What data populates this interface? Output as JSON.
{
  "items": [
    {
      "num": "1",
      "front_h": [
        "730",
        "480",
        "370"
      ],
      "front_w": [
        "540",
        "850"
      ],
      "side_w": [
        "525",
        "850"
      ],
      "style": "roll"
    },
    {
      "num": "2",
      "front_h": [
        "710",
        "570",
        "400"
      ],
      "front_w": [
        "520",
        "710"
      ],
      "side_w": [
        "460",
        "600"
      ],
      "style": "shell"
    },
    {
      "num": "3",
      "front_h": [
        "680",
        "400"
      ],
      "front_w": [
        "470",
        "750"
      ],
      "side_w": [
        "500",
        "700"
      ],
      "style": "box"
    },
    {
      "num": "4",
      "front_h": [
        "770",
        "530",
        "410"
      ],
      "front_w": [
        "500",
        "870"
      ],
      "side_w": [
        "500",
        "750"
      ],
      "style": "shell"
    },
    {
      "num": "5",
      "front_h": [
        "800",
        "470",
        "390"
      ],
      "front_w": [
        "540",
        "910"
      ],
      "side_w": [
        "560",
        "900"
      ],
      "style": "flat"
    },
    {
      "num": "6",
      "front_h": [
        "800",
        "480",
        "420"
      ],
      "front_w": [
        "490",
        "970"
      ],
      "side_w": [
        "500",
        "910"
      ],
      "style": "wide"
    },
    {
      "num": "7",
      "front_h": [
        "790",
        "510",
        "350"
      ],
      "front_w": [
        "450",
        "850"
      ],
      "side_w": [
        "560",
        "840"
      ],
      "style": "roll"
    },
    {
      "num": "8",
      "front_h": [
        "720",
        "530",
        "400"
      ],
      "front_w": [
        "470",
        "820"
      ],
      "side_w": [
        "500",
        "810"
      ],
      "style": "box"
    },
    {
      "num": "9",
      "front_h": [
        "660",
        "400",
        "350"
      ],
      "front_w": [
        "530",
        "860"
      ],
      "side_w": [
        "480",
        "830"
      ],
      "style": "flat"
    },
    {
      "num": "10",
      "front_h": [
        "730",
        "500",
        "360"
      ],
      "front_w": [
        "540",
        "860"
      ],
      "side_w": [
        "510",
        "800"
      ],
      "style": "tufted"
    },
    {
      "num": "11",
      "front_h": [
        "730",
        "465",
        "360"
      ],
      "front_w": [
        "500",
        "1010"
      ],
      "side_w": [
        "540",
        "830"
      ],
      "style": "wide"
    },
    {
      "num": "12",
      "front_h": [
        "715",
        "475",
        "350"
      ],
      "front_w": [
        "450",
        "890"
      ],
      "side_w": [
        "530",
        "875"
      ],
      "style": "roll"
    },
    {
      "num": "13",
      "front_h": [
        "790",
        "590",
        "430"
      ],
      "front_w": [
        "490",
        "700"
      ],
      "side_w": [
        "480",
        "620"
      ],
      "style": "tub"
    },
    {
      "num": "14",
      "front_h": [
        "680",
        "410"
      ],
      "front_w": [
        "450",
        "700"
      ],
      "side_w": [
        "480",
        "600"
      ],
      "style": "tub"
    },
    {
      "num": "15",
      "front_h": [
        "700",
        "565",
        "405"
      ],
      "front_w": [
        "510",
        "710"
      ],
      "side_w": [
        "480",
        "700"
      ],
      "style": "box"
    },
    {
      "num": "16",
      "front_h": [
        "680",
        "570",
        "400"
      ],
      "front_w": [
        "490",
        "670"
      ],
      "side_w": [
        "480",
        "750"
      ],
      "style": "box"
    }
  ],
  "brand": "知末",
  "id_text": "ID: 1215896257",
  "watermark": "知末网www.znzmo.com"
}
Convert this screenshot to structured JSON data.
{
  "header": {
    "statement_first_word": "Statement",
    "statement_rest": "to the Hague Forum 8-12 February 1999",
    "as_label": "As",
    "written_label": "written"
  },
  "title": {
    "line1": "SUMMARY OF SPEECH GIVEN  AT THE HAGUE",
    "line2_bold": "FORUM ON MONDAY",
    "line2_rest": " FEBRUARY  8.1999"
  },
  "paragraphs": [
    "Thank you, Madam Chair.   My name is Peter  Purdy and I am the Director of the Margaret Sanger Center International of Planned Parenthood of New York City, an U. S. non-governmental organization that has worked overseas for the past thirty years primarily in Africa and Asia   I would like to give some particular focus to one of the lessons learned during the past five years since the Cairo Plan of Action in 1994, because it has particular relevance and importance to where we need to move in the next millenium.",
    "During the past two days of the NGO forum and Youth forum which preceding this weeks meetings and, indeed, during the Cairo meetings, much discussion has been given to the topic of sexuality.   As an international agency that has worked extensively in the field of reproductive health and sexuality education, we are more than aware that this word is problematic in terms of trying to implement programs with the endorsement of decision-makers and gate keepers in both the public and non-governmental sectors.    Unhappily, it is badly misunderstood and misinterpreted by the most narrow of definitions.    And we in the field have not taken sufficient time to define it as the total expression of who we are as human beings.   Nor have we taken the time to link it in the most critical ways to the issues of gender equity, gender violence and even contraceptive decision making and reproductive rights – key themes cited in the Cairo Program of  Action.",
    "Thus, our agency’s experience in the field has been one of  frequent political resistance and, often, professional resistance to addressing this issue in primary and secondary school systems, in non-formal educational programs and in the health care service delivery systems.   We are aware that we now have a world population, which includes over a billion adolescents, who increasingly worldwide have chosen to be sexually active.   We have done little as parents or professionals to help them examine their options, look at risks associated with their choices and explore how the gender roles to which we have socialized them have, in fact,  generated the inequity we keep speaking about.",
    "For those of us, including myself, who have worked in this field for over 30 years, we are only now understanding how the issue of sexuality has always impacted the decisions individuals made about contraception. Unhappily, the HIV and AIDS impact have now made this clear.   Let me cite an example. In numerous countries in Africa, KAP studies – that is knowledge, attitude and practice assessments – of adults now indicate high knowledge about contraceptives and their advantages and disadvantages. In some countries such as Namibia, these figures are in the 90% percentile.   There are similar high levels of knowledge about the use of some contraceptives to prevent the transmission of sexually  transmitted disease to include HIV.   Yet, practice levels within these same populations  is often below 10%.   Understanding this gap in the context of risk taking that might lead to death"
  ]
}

□ □ □ □ □ □ □

▶ **Task brief**:
Gather every line from the listing above in which the word "data" appears.

▶ **Problem solution**:
What data populates this interface? Output as JSON.
Convert this screenshot to structured JSON data.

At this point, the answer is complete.